Goal: Gather each line of the records where "Utilized" appears.

The data:
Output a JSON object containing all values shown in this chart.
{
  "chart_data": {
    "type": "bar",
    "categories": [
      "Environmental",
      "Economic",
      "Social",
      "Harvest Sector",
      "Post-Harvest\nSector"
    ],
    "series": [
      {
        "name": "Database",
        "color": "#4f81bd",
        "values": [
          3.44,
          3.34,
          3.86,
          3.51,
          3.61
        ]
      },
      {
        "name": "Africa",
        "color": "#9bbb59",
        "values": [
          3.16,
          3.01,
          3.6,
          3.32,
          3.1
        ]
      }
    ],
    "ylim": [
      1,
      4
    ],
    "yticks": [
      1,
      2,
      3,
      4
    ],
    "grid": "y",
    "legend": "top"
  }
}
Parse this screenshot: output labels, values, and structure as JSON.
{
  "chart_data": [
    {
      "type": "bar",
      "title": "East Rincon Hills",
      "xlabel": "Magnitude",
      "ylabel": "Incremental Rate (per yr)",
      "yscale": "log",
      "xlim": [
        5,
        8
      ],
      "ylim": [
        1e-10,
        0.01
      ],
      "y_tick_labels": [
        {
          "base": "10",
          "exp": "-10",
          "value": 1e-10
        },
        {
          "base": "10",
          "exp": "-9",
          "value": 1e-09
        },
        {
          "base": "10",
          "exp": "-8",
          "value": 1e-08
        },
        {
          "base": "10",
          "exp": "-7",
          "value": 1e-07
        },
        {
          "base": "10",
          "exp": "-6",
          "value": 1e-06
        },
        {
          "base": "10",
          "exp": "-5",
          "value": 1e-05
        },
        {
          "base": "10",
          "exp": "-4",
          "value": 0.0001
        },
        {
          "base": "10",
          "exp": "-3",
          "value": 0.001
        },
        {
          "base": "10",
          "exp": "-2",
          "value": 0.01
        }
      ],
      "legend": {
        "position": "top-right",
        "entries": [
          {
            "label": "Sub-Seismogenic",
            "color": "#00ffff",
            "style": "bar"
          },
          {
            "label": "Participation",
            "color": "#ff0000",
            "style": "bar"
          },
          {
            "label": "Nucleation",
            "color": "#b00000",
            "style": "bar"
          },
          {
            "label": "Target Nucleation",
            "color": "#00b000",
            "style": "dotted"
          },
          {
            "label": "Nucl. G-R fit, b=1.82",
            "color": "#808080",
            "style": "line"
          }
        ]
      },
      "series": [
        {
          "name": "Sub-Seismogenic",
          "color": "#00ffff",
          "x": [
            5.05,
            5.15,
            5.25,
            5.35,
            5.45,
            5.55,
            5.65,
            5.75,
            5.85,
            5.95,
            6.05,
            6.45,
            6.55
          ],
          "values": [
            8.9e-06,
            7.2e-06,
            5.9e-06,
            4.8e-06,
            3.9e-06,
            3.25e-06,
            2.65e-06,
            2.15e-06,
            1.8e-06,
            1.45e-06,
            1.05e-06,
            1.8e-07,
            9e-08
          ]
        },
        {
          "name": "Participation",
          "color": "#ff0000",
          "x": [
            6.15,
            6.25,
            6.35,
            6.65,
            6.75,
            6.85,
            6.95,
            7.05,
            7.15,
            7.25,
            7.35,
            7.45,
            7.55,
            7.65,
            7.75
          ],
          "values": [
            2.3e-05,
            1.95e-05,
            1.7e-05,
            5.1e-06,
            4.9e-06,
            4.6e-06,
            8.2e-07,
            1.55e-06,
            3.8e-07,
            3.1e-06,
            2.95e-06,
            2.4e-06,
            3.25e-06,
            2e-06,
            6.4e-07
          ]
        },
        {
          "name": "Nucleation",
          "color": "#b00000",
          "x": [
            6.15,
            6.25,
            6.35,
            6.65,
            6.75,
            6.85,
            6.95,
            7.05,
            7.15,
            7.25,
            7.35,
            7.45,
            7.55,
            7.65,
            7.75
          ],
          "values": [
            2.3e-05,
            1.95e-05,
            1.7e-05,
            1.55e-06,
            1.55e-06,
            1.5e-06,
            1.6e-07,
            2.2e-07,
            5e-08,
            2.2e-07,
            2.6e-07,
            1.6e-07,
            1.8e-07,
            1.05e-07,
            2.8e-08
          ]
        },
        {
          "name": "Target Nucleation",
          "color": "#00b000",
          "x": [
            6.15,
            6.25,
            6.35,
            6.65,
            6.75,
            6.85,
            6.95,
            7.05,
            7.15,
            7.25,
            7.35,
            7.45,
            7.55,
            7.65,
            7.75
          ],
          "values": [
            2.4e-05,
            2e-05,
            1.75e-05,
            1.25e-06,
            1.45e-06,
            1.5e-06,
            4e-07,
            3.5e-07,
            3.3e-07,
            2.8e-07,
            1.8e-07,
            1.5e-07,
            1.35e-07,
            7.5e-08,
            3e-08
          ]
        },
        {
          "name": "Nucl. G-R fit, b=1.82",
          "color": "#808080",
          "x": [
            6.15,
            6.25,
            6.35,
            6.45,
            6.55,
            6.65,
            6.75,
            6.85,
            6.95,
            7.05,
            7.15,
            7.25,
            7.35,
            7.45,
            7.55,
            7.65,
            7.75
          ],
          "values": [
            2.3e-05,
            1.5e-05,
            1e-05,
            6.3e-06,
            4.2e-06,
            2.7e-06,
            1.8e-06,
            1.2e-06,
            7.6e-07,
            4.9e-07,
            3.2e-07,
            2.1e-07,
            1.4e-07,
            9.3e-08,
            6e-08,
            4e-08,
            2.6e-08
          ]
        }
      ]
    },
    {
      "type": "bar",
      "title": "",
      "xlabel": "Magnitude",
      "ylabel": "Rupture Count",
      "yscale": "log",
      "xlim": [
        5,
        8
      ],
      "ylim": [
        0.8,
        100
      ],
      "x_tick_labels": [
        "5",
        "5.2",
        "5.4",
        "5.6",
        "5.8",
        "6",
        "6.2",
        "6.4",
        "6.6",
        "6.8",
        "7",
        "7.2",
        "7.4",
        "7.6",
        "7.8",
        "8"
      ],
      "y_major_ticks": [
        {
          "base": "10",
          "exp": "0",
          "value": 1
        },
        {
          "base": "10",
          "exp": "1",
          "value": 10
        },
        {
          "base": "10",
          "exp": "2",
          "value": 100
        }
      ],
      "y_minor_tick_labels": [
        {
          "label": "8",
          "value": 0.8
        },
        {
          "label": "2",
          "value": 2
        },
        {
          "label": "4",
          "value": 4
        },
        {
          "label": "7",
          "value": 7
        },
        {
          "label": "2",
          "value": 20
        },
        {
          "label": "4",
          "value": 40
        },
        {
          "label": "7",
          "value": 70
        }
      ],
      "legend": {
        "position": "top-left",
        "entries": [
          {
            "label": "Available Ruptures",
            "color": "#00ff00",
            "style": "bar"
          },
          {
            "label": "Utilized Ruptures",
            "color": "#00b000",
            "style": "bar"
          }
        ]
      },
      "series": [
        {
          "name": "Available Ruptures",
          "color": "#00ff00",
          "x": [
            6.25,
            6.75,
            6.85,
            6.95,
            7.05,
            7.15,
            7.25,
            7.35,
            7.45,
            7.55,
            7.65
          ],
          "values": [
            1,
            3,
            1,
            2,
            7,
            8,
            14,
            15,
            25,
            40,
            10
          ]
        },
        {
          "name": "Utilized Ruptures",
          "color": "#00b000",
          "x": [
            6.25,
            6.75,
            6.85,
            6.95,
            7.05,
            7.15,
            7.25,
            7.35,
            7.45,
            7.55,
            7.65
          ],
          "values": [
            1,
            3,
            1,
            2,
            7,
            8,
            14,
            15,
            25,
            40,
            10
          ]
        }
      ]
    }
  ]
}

Exercise result:
            "label": "Utilized Ruptures",
          "name": "Utilized Ruptures",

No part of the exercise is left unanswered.